══ Listed entries
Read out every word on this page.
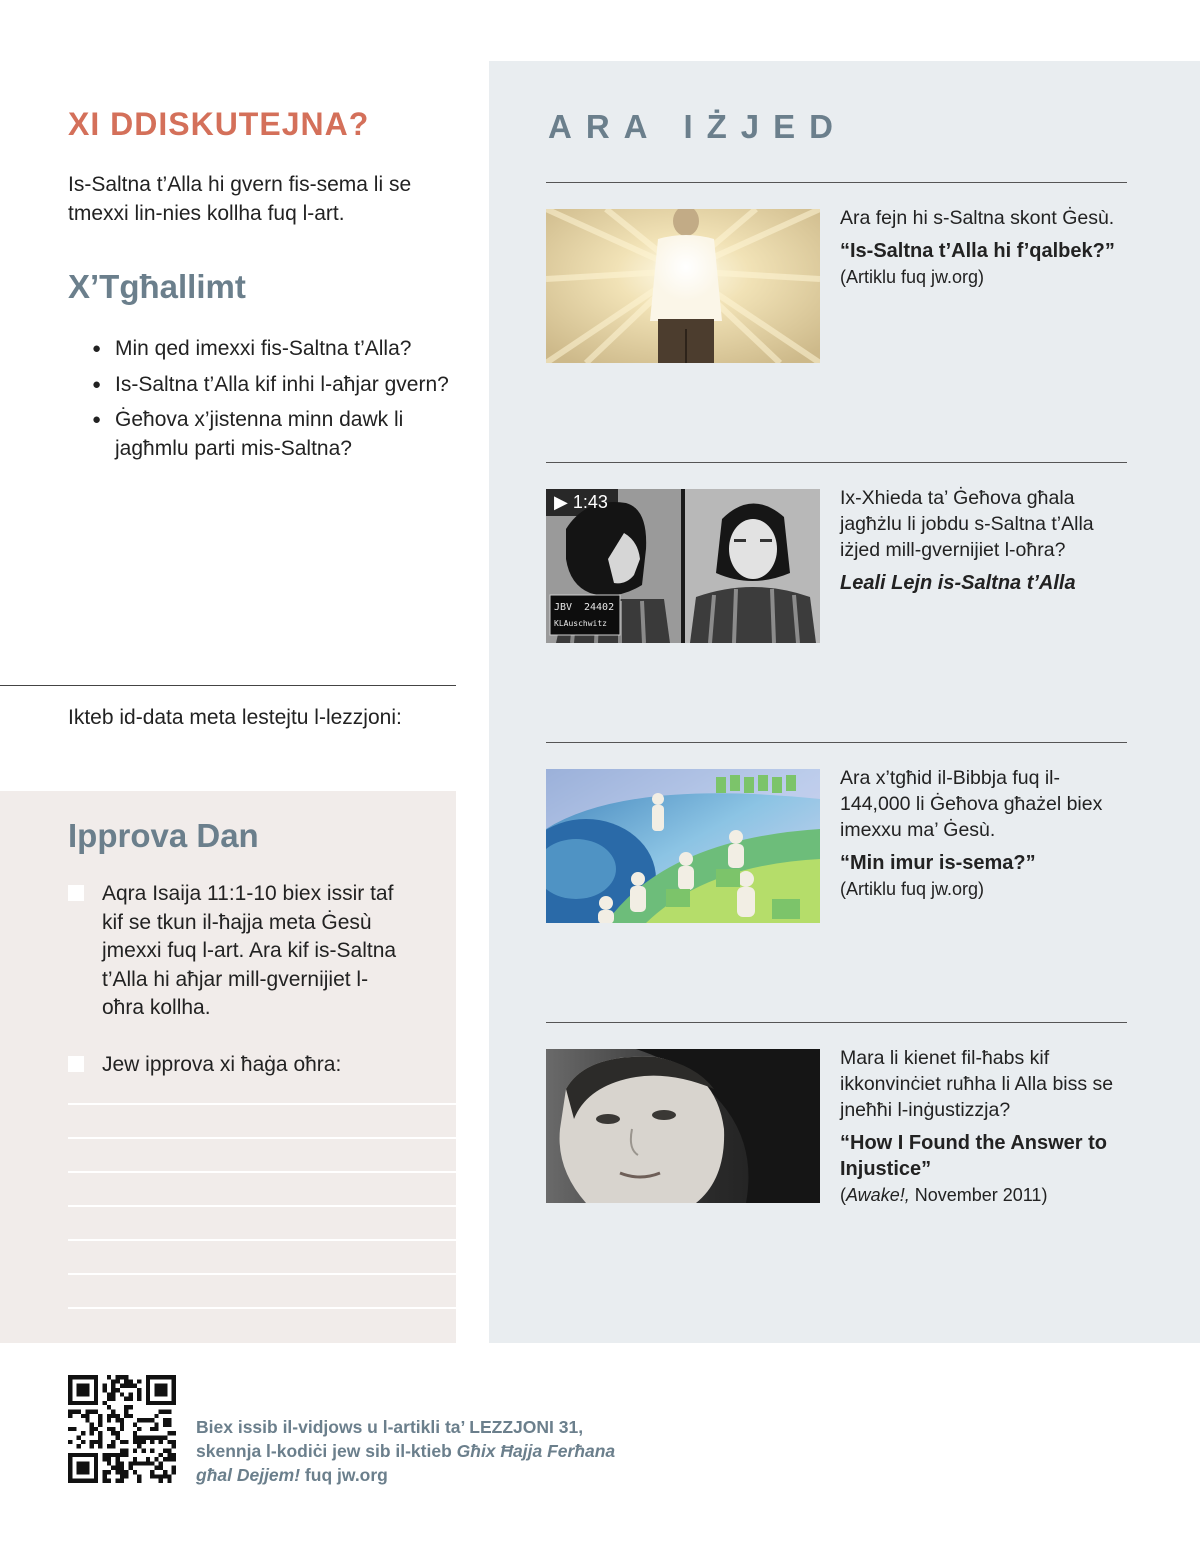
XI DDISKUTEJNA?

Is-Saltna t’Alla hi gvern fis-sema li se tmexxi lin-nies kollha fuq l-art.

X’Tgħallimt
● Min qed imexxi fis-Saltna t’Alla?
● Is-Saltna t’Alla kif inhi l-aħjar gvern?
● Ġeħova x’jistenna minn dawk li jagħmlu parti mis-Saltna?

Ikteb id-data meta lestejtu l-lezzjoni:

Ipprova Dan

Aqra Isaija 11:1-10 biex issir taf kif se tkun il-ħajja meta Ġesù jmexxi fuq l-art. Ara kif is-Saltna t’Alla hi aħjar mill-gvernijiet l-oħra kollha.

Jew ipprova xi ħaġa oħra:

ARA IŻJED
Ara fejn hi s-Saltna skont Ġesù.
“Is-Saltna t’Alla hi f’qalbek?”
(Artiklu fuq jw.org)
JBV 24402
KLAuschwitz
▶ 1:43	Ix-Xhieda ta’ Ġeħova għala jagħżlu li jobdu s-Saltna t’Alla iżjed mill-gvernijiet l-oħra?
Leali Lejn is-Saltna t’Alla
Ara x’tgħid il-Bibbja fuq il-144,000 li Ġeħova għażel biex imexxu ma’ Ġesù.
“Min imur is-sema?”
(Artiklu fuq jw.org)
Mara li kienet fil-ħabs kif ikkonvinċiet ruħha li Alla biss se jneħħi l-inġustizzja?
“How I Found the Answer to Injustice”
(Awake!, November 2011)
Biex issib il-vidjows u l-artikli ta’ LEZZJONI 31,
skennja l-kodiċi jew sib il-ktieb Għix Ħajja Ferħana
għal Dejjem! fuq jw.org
════
**Exercise directions**
Copy each line above precisely, dropping the pictures.

**Correct output**
Read out every word on this page.
XI DDISKUTEJNA?

Is-Saltna t’Alla hi gvern fis-sema li se tmexxi lin-nies kollha fuq l-art.

X’Tgħallimt
● Min qed imexxi fis-Saltna t’Alla?
● Is-Saltna t’Alla kif inhi l-aħjar gvern?
● Ġeħova x’jistenna minn dawk li jagħmlu parti mis-Saltna?

Ikteb id-data meta lestejtu l-lezzjoni:

Ipprova Dan

Aqra Isaija 11:1-10 biex issir taf kif se tkun il-ħajja meta Ġesù jmexxi fuq l-art. Ara kif is-Saltna t’Alla hi aħjar mill-gvernijiet l-oħra kollha.

Jew ipprova xi ħaġa oħra:

ARA IŻJED
Ara fejn hi s-Saltna skont Ġesù.
“Is-Saltna t’Alla hi f’qalbek?”
(Artiklu fuq jw.org)
JBV 24402
KLAuschwitz
▶ 1:43	Ix-Xhieda ta’ Ġeħova għala jagħżlu li jobdu s-Saltna t’Alla iżjed mill-gvernijiet l-oħra?
Leali Lejn is-Saltna t’Alla
Ara x’tgħid il-Bibbja fuq il-144,000 li Ġeħova għażel biex imexxu ma’ Ġesù.
“Min imur is-sema?”
(Artiklu fuq jw.org)
Mara li kienet fil-ħabs kif ikkonvinċiet ruħha li Alla biss se jneħħi l-inġustizzja?
“How I Found the Answer to Injustice”
(Awake!, November 2011)
Biex issib il-vidjows u l-artikli ta’ LEZZJONI 31,
skennja l-kodiċi jew sib il-ktieb Għix Ħajja Ferħana
għal Dejjem! fuq jw.org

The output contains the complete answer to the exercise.